##### Material for the task
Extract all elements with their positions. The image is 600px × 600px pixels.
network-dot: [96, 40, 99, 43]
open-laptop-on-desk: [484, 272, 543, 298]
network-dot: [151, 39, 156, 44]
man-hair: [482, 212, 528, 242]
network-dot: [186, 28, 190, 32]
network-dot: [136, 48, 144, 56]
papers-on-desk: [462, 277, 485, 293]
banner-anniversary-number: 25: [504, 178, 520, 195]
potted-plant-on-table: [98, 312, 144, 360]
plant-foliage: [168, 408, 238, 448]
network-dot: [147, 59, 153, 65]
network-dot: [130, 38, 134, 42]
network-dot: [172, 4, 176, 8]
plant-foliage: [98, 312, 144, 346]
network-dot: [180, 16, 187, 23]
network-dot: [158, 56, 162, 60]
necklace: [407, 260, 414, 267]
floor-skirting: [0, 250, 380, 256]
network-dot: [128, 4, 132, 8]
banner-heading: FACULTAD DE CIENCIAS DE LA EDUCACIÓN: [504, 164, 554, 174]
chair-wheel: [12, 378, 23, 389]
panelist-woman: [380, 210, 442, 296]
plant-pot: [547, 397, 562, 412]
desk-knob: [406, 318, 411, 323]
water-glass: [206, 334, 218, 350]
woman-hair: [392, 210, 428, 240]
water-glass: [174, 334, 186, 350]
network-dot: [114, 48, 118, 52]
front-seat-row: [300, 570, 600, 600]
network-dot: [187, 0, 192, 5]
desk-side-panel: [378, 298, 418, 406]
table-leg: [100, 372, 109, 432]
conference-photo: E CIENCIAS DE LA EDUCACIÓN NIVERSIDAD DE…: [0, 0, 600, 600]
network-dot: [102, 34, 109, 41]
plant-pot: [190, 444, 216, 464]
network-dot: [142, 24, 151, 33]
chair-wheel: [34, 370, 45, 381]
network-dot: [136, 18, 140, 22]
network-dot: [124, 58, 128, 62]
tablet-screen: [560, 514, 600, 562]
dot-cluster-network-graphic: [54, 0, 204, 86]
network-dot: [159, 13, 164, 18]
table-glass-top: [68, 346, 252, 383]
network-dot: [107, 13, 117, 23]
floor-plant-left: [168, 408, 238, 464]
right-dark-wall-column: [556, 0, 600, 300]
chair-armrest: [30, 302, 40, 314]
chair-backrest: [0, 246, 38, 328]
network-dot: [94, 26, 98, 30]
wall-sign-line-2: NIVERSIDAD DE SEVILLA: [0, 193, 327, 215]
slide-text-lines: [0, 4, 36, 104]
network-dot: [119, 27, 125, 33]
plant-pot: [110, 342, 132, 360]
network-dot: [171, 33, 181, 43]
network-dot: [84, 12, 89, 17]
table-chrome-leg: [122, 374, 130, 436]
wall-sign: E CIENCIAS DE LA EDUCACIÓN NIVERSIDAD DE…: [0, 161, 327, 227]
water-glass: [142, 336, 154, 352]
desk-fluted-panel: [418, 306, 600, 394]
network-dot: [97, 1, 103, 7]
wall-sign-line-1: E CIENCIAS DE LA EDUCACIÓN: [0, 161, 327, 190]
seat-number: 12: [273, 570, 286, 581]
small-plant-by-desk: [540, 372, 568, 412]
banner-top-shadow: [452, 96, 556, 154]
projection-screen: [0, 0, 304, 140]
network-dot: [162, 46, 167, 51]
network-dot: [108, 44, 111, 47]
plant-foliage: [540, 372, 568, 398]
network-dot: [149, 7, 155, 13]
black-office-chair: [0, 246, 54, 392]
##########
##### Material for the task
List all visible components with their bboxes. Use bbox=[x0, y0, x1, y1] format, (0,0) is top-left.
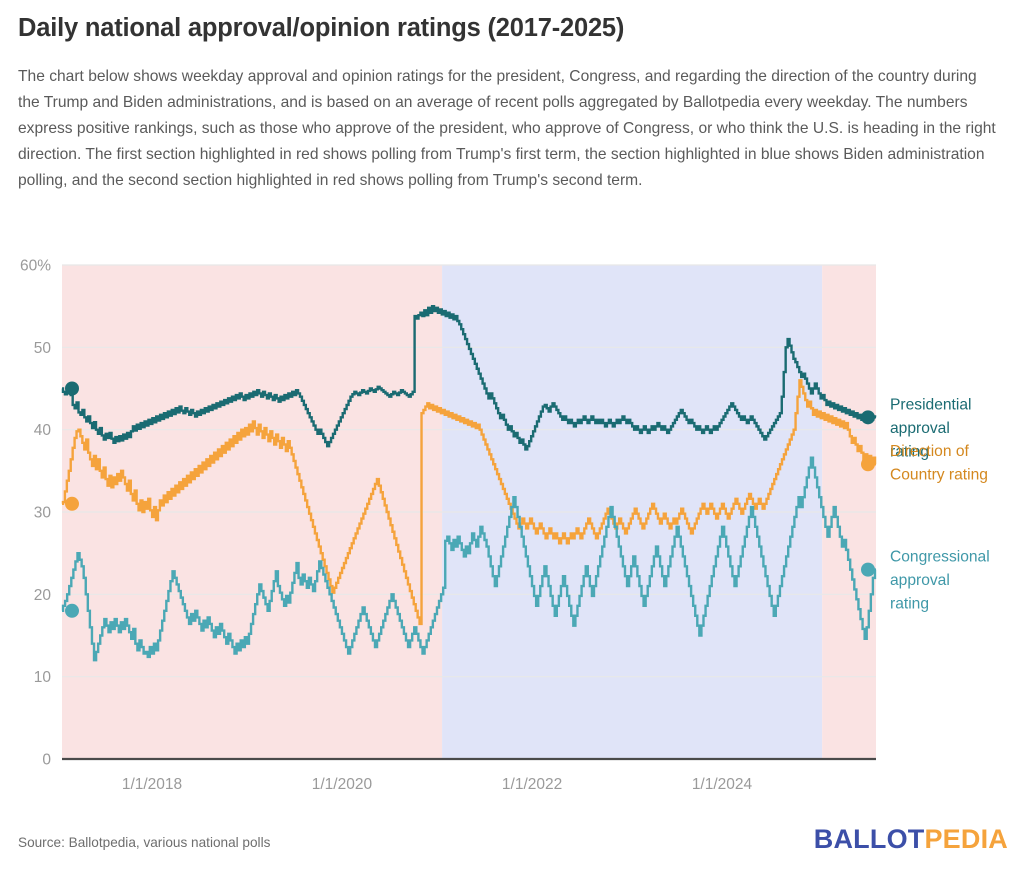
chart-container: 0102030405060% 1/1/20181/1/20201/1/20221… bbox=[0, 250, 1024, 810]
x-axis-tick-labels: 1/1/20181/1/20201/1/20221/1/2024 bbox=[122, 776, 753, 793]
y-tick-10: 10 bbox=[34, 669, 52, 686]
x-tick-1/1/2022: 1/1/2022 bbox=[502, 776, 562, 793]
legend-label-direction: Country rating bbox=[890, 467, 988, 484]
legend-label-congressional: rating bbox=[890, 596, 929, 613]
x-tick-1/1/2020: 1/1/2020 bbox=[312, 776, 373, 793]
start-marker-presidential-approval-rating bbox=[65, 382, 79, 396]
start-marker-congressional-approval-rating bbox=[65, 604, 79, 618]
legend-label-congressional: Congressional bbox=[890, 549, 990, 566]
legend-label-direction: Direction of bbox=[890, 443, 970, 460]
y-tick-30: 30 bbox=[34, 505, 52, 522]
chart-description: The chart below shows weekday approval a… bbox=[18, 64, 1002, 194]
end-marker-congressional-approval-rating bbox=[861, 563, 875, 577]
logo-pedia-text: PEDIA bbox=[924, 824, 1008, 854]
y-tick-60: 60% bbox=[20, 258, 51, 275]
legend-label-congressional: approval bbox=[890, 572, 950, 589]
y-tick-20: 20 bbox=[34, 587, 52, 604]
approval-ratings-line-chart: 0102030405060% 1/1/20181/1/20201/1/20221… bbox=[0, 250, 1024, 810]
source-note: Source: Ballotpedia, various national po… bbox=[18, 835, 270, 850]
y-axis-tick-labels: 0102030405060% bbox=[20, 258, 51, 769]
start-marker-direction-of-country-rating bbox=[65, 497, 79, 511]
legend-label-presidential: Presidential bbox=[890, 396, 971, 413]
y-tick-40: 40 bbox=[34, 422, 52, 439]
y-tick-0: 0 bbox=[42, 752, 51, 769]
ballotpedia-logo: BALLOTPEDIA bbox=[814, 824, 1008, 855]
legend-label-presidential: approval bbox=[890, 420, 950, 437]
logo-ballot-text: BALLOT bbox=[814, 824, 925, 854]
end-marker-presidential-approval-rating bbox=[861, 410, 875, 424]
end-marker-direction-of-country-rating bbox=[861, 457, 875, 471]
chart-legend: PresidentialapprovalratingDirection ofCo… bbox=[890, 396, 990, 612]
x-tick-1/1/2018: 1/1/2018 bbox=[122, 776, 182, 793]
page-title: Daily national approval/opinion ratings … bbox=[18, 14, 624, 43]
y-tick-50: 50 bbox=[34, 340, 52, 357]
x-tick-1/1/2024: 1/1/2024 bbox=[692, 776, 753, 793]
##########
Job
Copy the listing word for word, from the line containing "Extract all elements" through the line containing "woman-hair: [392, 210, 428, 240]".

The answer
Extract all elements with their positions. The image is 600px × 600px pixels.
network-dot: [96, 40, 99, 43]
open-laptop-on-desk: [484, 272, 543, 298]
network-dot: [151, 39, 156, 44]
man-hair: [482, 212, 528, 242]
network-dot: [186, 28, 190, 32]
network-dot: [136, 48, 144, 56]
papers-on-desk: [462, 277, 485, 293]
banner-anniversary-number: 25: [504, 178, 520, 195]
potted-plant-on-table: [98, 312, 144, 360]
plant-foliage: [168, 408, 238, 448]
network-dot: [147, 59, 153, 65]
network-dot: [130, 38, 134, 42]
network-dot: [172, 4, 176, 8]
plant-foliage: [98, 312, 144, 346]
network-dot: [180, 16, 187, 23]
network-dot: [158, 56, 162, 60]
necklace: [407, 260, 414, 267]
floor-skirting: [0, 250, 380, 256]
network-dot: [128, 4, 132, 8]
banner-heading: FACULTAD DE CIENCIAS DE LA EDUCACIÓN: [504, 164, 554, 174]
chair-wheel: [12, 378, 23, 389]
panelist-woman: [380, 210, 442, 296]
plant-pot: [547, 397, 562, 412]
desk-knob: [406, 318, 411, 323]
water-glass: [206, 334, 218, 350]
woman-hair: [392, 210, 428, 240]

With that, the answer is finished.